#### [Given instruction]
Every entry that follows should be repeated exactly; drop the images.

Stored data entries:

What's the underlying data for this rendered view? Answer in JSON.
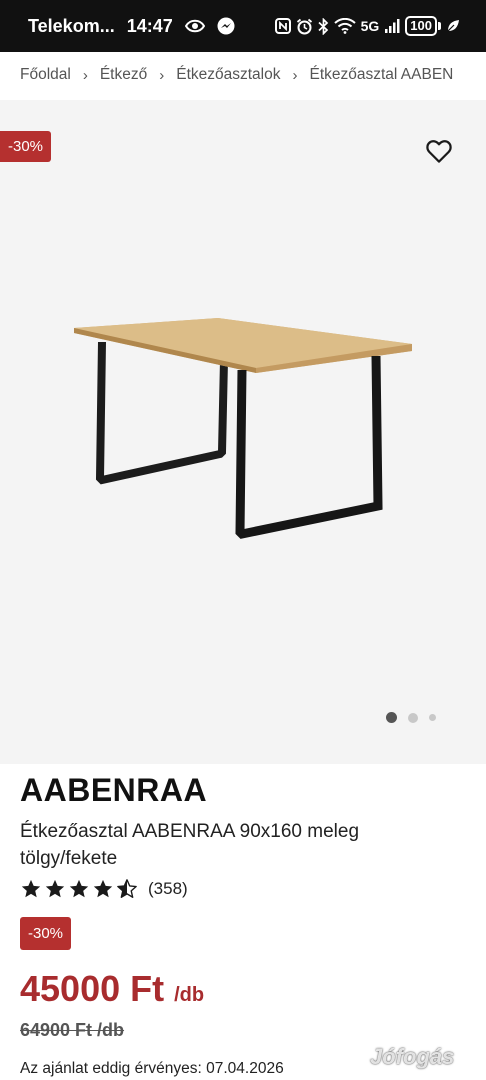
{
  "status_bar": {
    "carrier": "Telekom...",
    "time": "14:47",
    "network": "5G",
    "battery": "100"
  },
  "breadcrumb": [
    "Főoldal",
    "Étkező",
    "Étkezőasztalok",
    "Étkezőasztal AABEN"
  ],
  "gallery": {
    "discount_badge": "-30%",
    "slides": 3,
    "active_slide": 1,
    "image_icon": "dining-table-product-photo"
  },
  "product": {
    "brand": "AABENRAA",
    "title": "Étkezőasztal AABENRAA 90x160 meleg tölgy/fekete",
    "rating_stars": 4.5,
    "review_count": "(358)",
    "discount_badge": "-30%",
    "price": "45000 Ft",
    "price_unit": "/db",
    "old_price": "64900 Ft /db",
    "validity": "Az ajánlat eddig érvényes: 07.04.2026"
  },
  "watermark": "Jófogás",
  "colors": {
    "accent": "#b5302f",
    "price": "#a82c2e",
    "gallery_bg": "#f4f4f4"
  }
}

#### [Result of this task]
What's the underlying data for this rendered view? Answer in JSON.
{
  "status_bar": {
    "carrier": "Telekom...",
    "time": "14:47",
    "network": "5G",
    "battery": "100"
  },
  "breadcrumb": [
    "Főoldal",
    "Étkező",
    "Étkezőasztalok",
    "Étkezőasztal AABEN"
  ],
  "gallery": {
    "discount_badge": "-30%",
    "slides": 3,
    "active_slide": 1,
    "image_icon": "dining-table-product-photo"
  },
  "product": {
    "brand": "AABENRAA",
    "title": "Étkezőasztal AABENRAA 90x160 meleg tölgy/fekete",
    "rating_stars": 4.5,
    "review_count": "(358)",
    "discount_badge": "-30%",
    "price": "45000 Ft",
    "price_unit": "/db",
    "old_price": "64900 Ft /db",
    "validity": "Az ajánlat eddig érvényes: 07.04.2026"
  },
  "watermark": "Jófogás",
  "colors": {
    "accent": "#b5302f",
    "price": "#a82c2e",
    "gallery_bg": "#f4f4f4"
  }
}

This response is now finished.